- _Fragmento de origen_

La vida entra pues en un estado de perturbación por el cual el tiempo y
el espacio tienen sentidos distintos a los convencionales. Un segundo puede ser
interminable, y un centenar de metros equivaler a kilómetros. Durante el
combate cuerpos y mentes se moverán a una velocidad y con una lógica
aparentemente inconcebibles. Los actos más comunes -agacharse, voltear, tomar
un objeto- se acelerarán hasta el límite de lo posible, y las manos, las
cabezas, los torsos, los pies, las bocas, los ojos, adoptarán formas extrañas,
como si en lugar de hombres lo que hubiera allí fueran caricaturas con vida
que, de poder penetrar en ellas, descubrirían una multitud de realidades
contrahechas en las miradas alteradas por emociones que llegan al extremo y
agrandan o empequeñecen, iluminan u opacan las cosas, o que despiertan
auténticas alucinaciones.

- _Extracto de un conjunto de datos_

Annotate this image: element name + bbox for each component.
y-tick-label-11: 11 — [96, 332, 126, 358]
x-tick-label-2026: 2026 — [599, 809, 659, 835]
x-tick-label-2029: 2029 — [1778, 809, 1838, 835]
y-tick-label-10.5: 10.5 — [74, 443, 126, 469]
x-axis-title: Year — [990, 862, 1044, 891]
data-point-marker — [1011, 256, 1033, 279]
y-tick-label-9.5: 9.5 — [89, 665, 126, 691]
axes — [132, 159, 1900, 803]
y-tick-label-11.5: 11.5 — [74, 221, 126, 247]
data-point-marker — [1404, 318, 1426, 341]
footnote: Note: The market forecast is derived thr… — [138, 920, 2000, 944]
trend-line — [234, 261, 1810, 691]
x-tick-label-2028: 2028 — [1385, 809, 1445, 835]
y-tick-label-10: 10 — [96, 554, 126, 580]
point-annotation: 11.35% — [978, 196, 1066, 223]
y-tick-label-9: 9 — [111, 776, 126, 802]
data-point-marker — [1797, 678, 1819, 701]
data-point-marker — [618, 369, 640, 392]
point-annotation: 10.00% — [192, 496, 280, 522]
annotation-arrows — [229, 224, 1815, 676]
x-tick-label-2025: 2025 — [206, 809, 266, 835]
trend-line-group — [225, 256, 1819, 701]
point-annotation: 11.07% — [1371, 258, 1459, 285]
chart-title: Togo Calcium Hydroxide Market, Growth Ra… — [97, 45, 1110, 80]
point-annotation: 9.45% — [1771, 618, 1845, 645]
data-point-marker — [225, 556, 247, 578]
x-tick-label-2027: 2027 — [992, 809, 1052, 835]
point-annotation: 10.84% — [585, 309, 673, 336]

- _Ejercicio propuesto 1_
Responde con base en el fragmento sobre el combate:
(a) ¿Qué unidad de tiempo puede volverse interminable?
(b) ¿A qué puede equivaler un centenar de metros?
(c) ¿Cuáles son los tres actos comunes que se mencionan?
- _Ejercicio propuesto 2_
Por favor, transcribe del fragmento sobre el combate el pasaje que comienza con "La vida entra" y sigue hasta "auténticas alucinaciones.".

- _Respuesta escrita 1_
(a) Un segundo.
(b) A kilómetros.
(c) Agacharse, voltear y tomar un objeto.

- _Respuesta escrita 2_
La vida entra pues en un estado de perturbación por el cual el tiempo y
el espacio tienen sentidos distintos a los convencionales. Un segundo puede ser
interminable, y un centenar de metros equivaler a kilómetros. Durante el
combate cuerpos y mentes se moverán a una velocidad y con una lógica
aparentemente inconcebibles. Los actos más comunes -agacharse, voltear, tomar
un objeto- se acelerarán hasta el límite de lo posible, y las manos, las
cabezas, los torsos, los pies, las bocas, los ojos, adoptarán formas extrañas,
como si en lugar de hombres lo que hubiera allí fueran caricaturas con vida
que, de poder penetrar en ellas, descubrirían una multitud de realidades
contrahechas en las miradas alteradas por emociones que llegan al extremo y
agrandan o empequeñecen, iluminan u opacan las cosas, o que despiertan
auténticas alucinaciones.